WORK INSTRUCTIONS:
Gather from the material every line that contains the string "Element".

DATA SUPPLIED:
— start —

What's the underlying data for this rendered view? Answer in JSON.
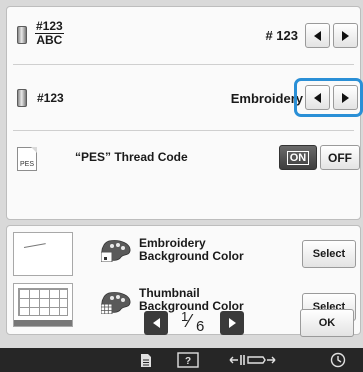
{
  "settings": {
    "thread_number_display": {
      "icon_top": "#123",
      "icon_bottom": "ABC",
      "value": "# 123",
      "icon": "spool-icon"
    },
    "thread_color_display": {
      "icon_label": "#123",
      "value": "Embroidery",
      "icon": "spool-icon"
    },
    "pes_thread_code": {
      "icon_label": "PES",
      "label": "“PES” Thread Code",
      "on_label": "ON",
      "off_label": "OFF",
      "selected": "ON"
    }
  },
  "background_colors": {
    "embroidery": {
      "label_line1": "Embroidery",
      "label_line2": "Background Color",
      "button": "Select",
      "icon": "palette-icon"
    },
    "thumbnail": {
      "label_line1": "Thumbnail",
      "label_line2": "Background Color",
      "button": "Select",
      "icon": "palette-icon"
    }
  },
  "pagination": {
    "current": "1",
    "total": "6"
  },
  "ok_label": "OK",
  "colors": {
    "highlight": "#2a8fd6",
    "toggle_on": "#4a4a4a",
    "bottom_bar": "#262626"
  },
  "bottom_bar_icons": [
    "document-icon",
    "help-icon",
    "needle-presser-icon",
    "clock-icon"
  ]
}
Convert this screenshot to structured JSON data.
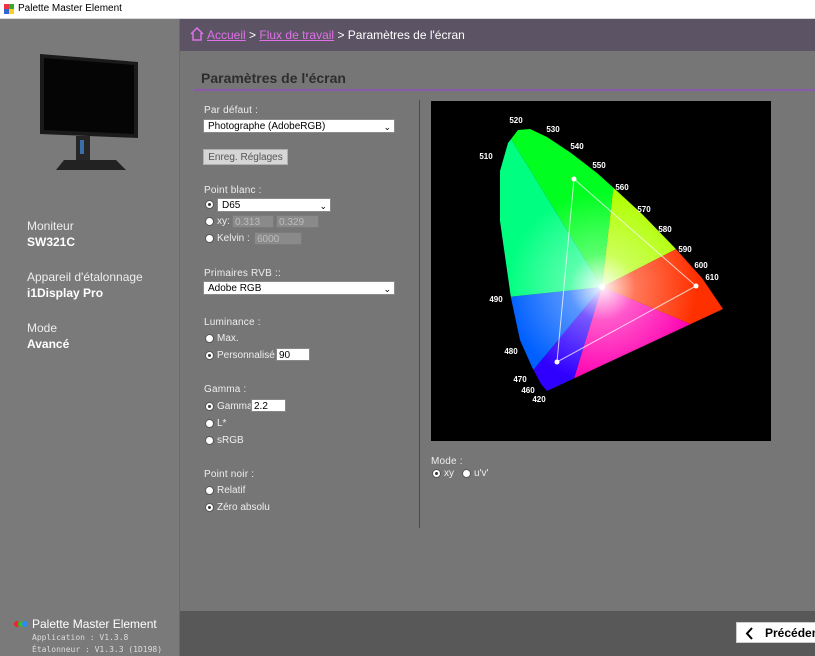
{
  "window": {
    "title": "Palette Master Element"
  },
  "sidebar": {
    "monitor_label": "Moniteur",
    "monitor_value": "SW321C",
    "device_label": "Appareil d'étalonnage",
    "device_value": "i1Display Pro",
    "mode_label": "Mode",
    "mode_value": "Avancé",
    "brand": "Palette Master Element",
    "app_version": "Application   : V1.3.8",
    "cal_version": "Étalonneur  : V1.3.3 (1D198)"
  },
  "breadcrumb": {
    "home": "Accueil",
    "workflow": "Flux de travail",
    "current": "Paramètres de l'écran",
    "sep": ">"
  },
  "page": {
    "title": "Paramètres de l'écran"
  },
  "settings": {
    "default_label": "Par défaut :",
    "default_value": "Photographe (AdobeRGB)",
    "save_button": "Enreg. Réglages",
    "white_label": "Point blanc :",
    "white_d65": "D65",
    "white_xy": "xy:",
    "white_x": "0.313",
    "white_y": "0.329",
    "white_kelvin": "Kelvin :",
    "white_kelvin_value": "6000",
    "primaries_label": "Primaires RVB ::",
    "primaries_value": "Adobe RGB",
    "lum_label": "Luminance :",
    "lum_max": "Max.",
    "lum_custom": "Personnalisé",
    "lum_value": "90",
    "gamma_label": "Gamma :",
    "gamma_opt": "Gamma",
    "gamma_value": "2.2",
    "gamma_l": "L*",
    "gamma_srgb": "sRGB",
    "black_label": "Point noir  :",
    "black_rel": "Relatif",
    "black_abs": "Zéro absolu"
  },
  "chart": {
    "mode_label": "Mode :",
    "mode_xy": "xy",
    "mode_uv": "u'v'",
    "wavelengths": [
      "520",
      "530",
      "540",
      "550",
      "560",
      "570",
      "580",
      "590",
      "600",
      "610",
      "510",
      "490",
      "480",
      "470",
      "460",
      "420"
    ]
  },
  "footer": {
    "prev": "Précédent"
  }
}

— end —

SOLUTION FOR THIS EXERCISE:
    "title": "Palette Master Element"
    "brand": "Palette Master Element",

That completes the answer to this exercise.